EXERCISE DIRECTIONS :: Copy each line exactly. Leave nothing out.

DATA TO USE ::

######

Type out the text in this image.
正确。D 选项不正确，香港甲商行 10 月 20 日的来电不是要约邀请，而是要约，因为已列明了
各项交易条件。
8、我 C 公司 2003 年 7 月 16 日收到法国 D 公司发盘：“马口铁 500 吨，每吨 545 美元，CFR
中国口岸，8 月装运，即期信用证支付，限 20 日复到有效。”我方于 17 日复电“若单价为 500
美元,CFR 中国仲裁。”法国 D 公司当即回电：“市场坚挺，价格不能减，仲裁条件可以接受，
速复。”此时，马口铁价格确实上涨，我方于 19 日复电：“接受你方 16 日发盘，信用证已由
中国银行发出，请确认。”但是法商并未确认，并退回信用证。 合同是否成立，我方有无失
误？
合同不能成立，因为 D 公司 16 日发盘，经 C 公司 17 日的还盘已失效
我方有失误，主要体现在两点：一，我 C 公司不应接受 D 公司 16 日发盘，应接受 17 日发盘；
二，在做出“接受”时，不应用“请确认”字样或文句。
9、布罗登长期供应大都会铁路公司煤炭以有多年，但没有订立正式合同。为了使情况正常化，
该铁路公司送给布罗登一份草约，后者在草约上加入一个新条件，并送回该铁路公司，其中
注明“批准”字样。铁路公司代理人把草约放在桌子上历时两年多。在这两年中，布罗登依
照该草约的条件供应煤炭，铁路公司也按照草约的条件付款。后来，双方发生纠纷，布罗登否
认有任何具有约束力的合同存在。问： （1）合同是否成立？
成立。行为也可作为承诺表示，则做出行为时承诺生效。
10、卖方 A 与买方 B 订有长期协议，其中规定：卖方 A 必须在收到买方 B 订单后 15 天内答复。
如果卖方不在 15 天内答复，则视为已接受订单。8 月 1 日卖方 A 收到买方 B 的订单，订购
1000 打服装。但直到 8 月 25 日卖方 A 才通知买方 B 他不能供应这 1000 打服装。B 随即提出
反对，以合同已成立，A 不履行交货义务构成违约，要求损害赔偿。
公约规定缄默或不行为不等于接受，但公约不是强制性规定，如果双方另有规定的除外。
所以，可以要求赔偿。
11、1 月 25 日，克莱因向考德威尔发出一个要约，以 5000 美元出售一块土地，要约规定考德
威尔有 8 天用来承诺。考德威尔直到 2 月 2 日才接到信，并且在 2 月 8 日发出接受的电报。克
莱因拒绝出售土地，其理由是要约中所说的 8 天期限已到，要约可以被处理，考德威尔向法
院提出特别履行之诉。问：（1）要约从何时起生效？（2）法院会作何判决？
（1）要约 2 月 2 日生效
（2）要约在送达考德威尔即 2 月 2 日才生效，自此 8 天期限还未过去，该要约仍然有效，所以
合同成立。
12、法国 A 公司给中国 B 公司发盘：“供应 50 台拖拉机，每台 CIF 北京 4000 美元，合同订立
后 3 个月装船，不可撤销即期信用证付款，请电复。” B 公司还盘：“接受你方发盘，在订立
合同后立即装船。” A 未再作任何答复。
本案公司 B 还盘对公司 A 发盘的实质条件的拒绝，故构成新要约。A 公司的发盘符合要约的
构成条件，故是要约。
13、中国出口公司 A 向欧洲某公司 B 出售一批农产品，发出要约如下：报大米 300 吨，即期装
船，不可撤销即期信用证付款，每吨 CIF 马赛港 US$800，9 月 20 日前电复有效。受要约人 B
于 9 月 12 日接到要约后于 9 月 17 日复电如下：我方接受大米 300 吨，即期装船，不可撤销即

######

EXPECTED ANSWER ::
Type out the text in this image.
正确。D 选项不正确，香港甲商行 10 月 20 日的来电不是要约邀请，而是要约，因为已列明了
各项交易条件。
8、我 C 公司 2003 年 7 月 16 日收到法国 D 公司发盘：“马口铁 500 吨，每吨 545 美元，CFR
中国口岸，8 月装运，即期信用证支付，限 20 日复到有效。”我方于 17 日复电“若单价为 500
美元,CFR 中国仲裁。”法国 D 公司当即回电：“市场坚挺，价格不能减，仲裁条件可以接受，
速复。”此时，马口铁价格确实上涨，我方于 19 日复电：“接受你方 16 日发盘，信用证已由
中国银行发出，请确认。”但是法商并未确认，并退回信用证。 合同是否成立，我方有无失
误？
合同不能成立，因为 D 公司 16 日发盘，经 C 公司 17 日的还盘已失效
我方有失误，主要体现在两点：一，我 C 公司不应接受 D 公司 16 日发盘，应接受 17 日发盘；
二，在做出“接受”时，不应用“请确认”字样或文句。
9、布罗登长期供应大都会铁路公司煤炭以有多年，但没有订立正式合同。为了使情况正常化，
该铁路公司送给布罗登一份草约，后者在草约上加入一个新条件，并送回该铁路公司，其中
注明“批准”字样。铁路公司代理人把草约放在桌子上历时两年多。在这两年中，布罗登依
照该草约的条件供应煤炭，铁路公司也按照草约的条件付款。后来，双方发生纠纷，布罗登否
认有任何具有约束力的合同存在。问： （1）合同是否成立？
成立。行为也可作为承诺表示，则做出行为时承诺生效。
10、卖方 A 与买方 B 订有长期协议，其中规定：卖方 A 必须在收到买方 B 订单后 15 天内答复。
如果卖方不在 15 天内答复，则视为已接受订单。8 月 1 日卖方 A 收到买方 B 的订单，订购
1000 打服装。但直到 8 月 25 日卖方 A 才通知买方 B 他不能供应这 1000 打服装。B 随即提出
反对，以合同已成立，A 不履行交货义务构成违约，要求损害赔偿。
公约规定缄默或不行为不等于接受，但公约不是强制性规定，如果双方另有规定的除外。
所以，可以要求赔偿。
11、1 月 25 日，克莱因向考德威尔发出一个要约，以 5000 美元出售一块土地，要约规定考德
威尔有 8 天用来承诺。考德威尔直到 2 月 2 日才接到信，并且在 2 月 8 日发出接受的电报。克
莱因拒绝出售土地，其理由是要约中所说的 8 天期限已到，要约可以被处理，考德威尔向法
院提出特别履行之诉。问：（1）要约从何时起生效？（2）法院会作何判决？
（1）要约 2 月 2 日生效
（2）要约在送达考德威尔即 2 月 2 日才生效，自此 8 天期限还未过去，该要约仍然有效，所以
合同成立。
12、法国 A 公司给中国 B 公司发盘：“供应 50 台拖拉机，每台 CIF 北京 4000 美元，合同订立
后 3 个月装船，不可撤销即期信用证付款，请电复。” B 公司还盘：“接受你方发盘，在订立
合同后立即装船。” A 未再作任何答复。
本案公司 B 还盘对公司 A 发盘的实质条件的拒绝，故构成新要约。A 公司的发盘符合要约的
构成条件，故是要约。
13、中国出口公司 A 向欧洲某公司 B 出售一批农产品，发出要约如下：报大米 300 吨，即期装
船，不可撤销即期信用证付款，每吨 CIF 马赛港 US$800，9 月 20 日前电复有效。受要约人 B
于 9 月 12 日接到要约后于 9 月 17 日复电如下：我方接受大米 300 吨，即期装船，不可撤销即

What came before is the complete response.